- [WRITTEN REQUEST]: All of the material below is to be restated word for word, apart from the pictures.
==== PROVIDED MATERIAL
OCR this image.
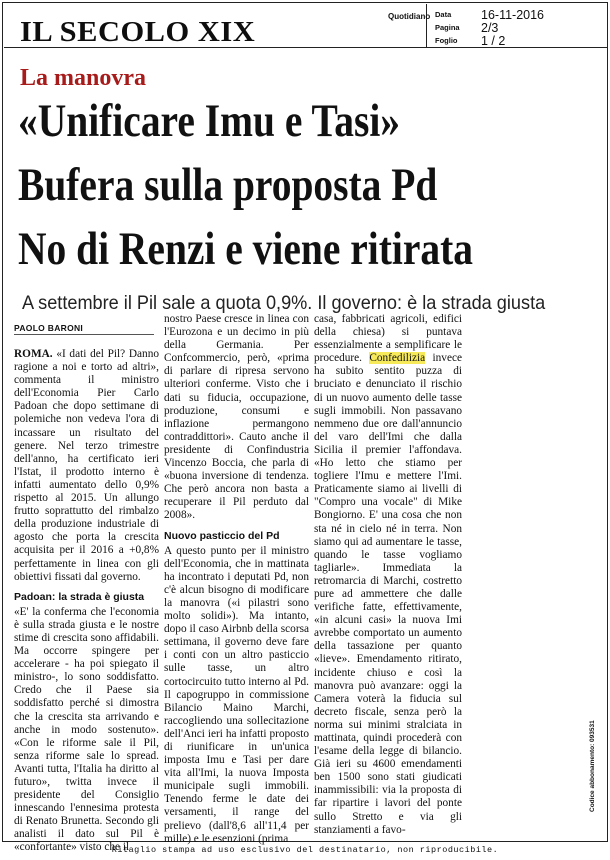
IL SECOLO XIX	Quotidiano Data 16-11-2016
Pagina 2/3
Foglio 1 / 2
La manovra
«Unificare Imu e Tasi»
Bufera sulla proposta Pd
No di Renzi e viene ritirata
A settembre il Pil sale a quota 0,9%. Il governo: è la strada giusta
PAOLO BARONI

ROMA. «I dati del Pil? Danno ragione a noi e torto ad altri», commenta il ministro dell'Economia Pier Carlo Padoan che dopo settimane di polemiche non vedeva l'ora di incassare un risultato del genere. Nel terzo trimestre dell'anno, ha certificato ieri l'Istat, il prodotto interno è infatti aumentato dello 0,9% rispetto al 2015. Un allungo frutto soprattutto del rimbalzo della produzione industriale di agosto che porta la crescita acquisita per il 2016 a +0,8% perfettamente in linea con gli obiettivi fissati dal governo.

Padoan: la strada è giusta

«E' la conferma che l'economia è sulla strada giusta e le nostre stime di crescita sono affidabili. Ma occorre spingere per accelerare - ha poi spiegato il ministro-, lo sono soddisfatto. Credo che il Paese sia soddisfatto perché si dimostra che la crescita sta arrivando e anche in modo sostenuto». «Con le riforme sale il Pil, senza riforme sale lo spread. Avanti tutta, l'Italia ha diritto al futuro», twitta invece il presidente del Consiglio innescando l'ennesima protesta di Renato Brunetta. Secondo gli analisti il dato sul Pil è «confortante» visto che il

nostro Paese cresce in linea con l'Eurozona e un decimo in più della Germania. Per Confcommercio, però, «prima di parlare di ripresa servono ulteriori conferme. Visto che i dati su fiducia, occupazione, produzione, consumi e inflazione permangono contraddittori». Cauto anche il presidente di Confindustria Vincenzo Boccia, che parla di «buona inversione di tendenza. Che però ancora non basta a recuperare il Pil perduto dal 2008».

Nuovo pasticcio del Pd

A questo punto per il ministro dell'Economia, che in mattinata ha incontrato i deputati Pd, non c'è alcun bisogno di modificare la manovra («i pilastri sono molto solidi»). Ma intanto, dopo il caso Airbnb della scorsa settimana, il governo deve fare i conti con un altro pasticcio sulle tasse, un altro cortocircuito tutto interno al Pd. Il capogruppo in commissione Bilancio Maino Marchi, raccogliendo una sollecitazione dell'Anci ieri ha infatti proposto di riunificare in un'unica imposta Imu e Tasi per dare vita all'Imi, la nuova Imposta municipale sugli immobili. Tenendo ferme le date dei versamenti, il range del prelievo (dall'8,6 all'11,4 per mille) e le esenzioni (prima

casa, fabbricati agricoli, edifici della chiesa) si puntava essenzialmente a semplificare le procedure. Confedilizia invece ha subito sentito puzza di bruciato e denunciato il rischio di un nuovo aumento delle tasse sugli immobili. Non passavano nemmeno due ore dall'annuncio del varo dell'Imi che dalla Sicilia il premier l'affondava. «Ho letto che stiamo per togliere l'Imu e mettere l'Imi. Praticamente siamo ai livelli di "Compro una vocale" di Mike Bongiorno. E' una cosa che non sta né in cielo né in terra. Non siamo qui ad aumentare le tasse, quando le tasse vogliamo tagliarle». Immediata la retromarcia di Marchi, costretto pure ad ammettere che dalle verifiche fatte, effettivamente, «in alcuni casi» la nuova Imi avrebbe comportato un aumento della tassazione per quanto «lieve». Emendamento ritirato, incidente chiuso e così la manovra può avanzare: oggi la Camera voterà la fiducia sul decreto fiscale, senza però la norma sui minimi stralciata in mattinata, quindi procederà con l'esame della legge di bilancio. Già ieri su 4600 emendamenti ben 1500 sono stati giudicati inammissibili: via la proposta di far ripartire i lavori del ponte sullo Stretto e via gli stanziamenti a favo-

Codice abbonamento: 093531
Ritaglio stampa ad uso esclusivo del destinatario, non riproducibile.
========
- [REPLY TO THE EXERCISE]:
OCR this image.
IL SECOLO XIX	Quotidiano Data 16-11-2016
Pagina 2/3
Foglio 1 / 2
La manovra
«Unificare Imu e Tasi»
Bufera sulla proposta Pd
No di Renzi e viene ritirata
A settembre il Pil sale a quota 0,9%. Il governo: è la strada giusta
PAOLO BARONI

ROMA. «I dati del Pil? Danno ragione a noi e torto ad altri», commenta il ministro dell'Economia Pier Carlo Padoan che dopo settimane di polemiche non vedeva l'ora di incassare un risultato del genere. Nel terzo trimestre dell'anno, ha certificato ieri l'Istat, il prodotto interno è infatti aumentato dello 0,9% rispetto al 2015. Un allungo frutto soprattutto del rimbalzo della produzione industriale di agosto che porta la crescita acquisita per il 2016 a +0,8% perfettamente in linea con gli obiettivi fissati dal governo.

Padoan: la strada è giusta

«E' la conferma che l'economia è sulla strada giusta e le nostre stime di crescita sono affidabili. Ma occorre spingere per accelerare - ha poi spiegato il ministro-, lo sono soddisfatto. Credo che il Paese sia soddisfatto perché si dimostra che la crescita sta arrivando e anche in modo sostenuto». «Con le riforme sale il Pil, senza riforme sale lo spread. Avanti tutta, l'Italia ha diritto al futuro», twitta invece il presidente del Consiglio innescando l'ennesima protesta di Renato Brunetta. Secondo gli analisti il dato sul Pil è «confortante» visto che il

nostro Paese cresce in linea con l'Eurozona e un decimo in più della Germania. Per Confcommercio, però, «prima di parlare di ripresa servono ulteriori conferme. Visto che i dati su fiducia, occupazione, produzione, consumi e inflazione permangono contraddittori». Cauto anche il presidente di Confindustria Vincenzo Boccia, che parla di «buona inversione di tendenza. Che però ancora non basta a recuperare il Pil perduto dal 2008».

Nuovo pasticcio del Pd

A questo punto per il ministro dell'Economia, che in mattinata ha incontrato i deputati Pd, non c'è alcun bisogno di modificare la manovra («i pilastri sono molto solidi»). Ma intanto, dopo il caso Airbnb della scorsa settimana, il governo deve fare i conti con un altro pasticcio sulle tasse, un altro cortocircuito tutto interno al Pd. Il capogruppo in commissione Bilancio Maino Marchi, raccogliendo una sollecitazione dell'Anci ieri ha infatti proposto di riunificare in un'unica imposta Imu e Tasi per dare vita all'Imi, la nuova Imposta municipale sugli immobili. Tenendo ferme le date dei versamenti, il range del prelievo (dall'8,6 all'11,4 per mille) e le esenzioni (prima

casa, fabbricati agricoli, edifici della chiesa) si puntava essenzialmente a semplificare le procedure. Confedilizia invece ha subito sentito puzza di bruciato e denunciato il rischio di un nuovo aumento delle tasse sugli immobili. Non passavano nemmeno due ore dall'annuncio del varo dell'Imi che dalla Sicilia il premier l'affondava. «Ho letto che stiamo per togliere l'Imu e mettere l'Imi. Praticamente siamo ai livelli di "Compro una vocale" di Mike Bongiorno. E' una cosa che non sta né in cielo né in terra. Non siamo qui ad aumentare le tasse, quando le tasse vogliamo tagliarle». Immediata la retromarcia di Marchi, costretto pure ad ammettere che dalle verifiche fatte, effettivamente, «in alcuni casi» la nuova Imi avrebbe comportato un aumento della tassazione per quanto «lieve». Emendamento ritirato, incidente chiuso e così la manovra può avanzare: oggi la Camera voterà la fiducia sul decreto fiscale, senza però la norma sui minimi stralciata in mattinata, quindi procederà con l'esame della legge di bilancio. Già ieri su 4600 emendamenti ben 1500 sono stati giudicati inammissibili: via la proposta di far ripartire i lavori del ponte sullo Stretto e via gli stanziamenti a favo-

Codice abbonamento: 093531
Ritaglio stampa ad uso esclusivo del destinatario, non riproducibile.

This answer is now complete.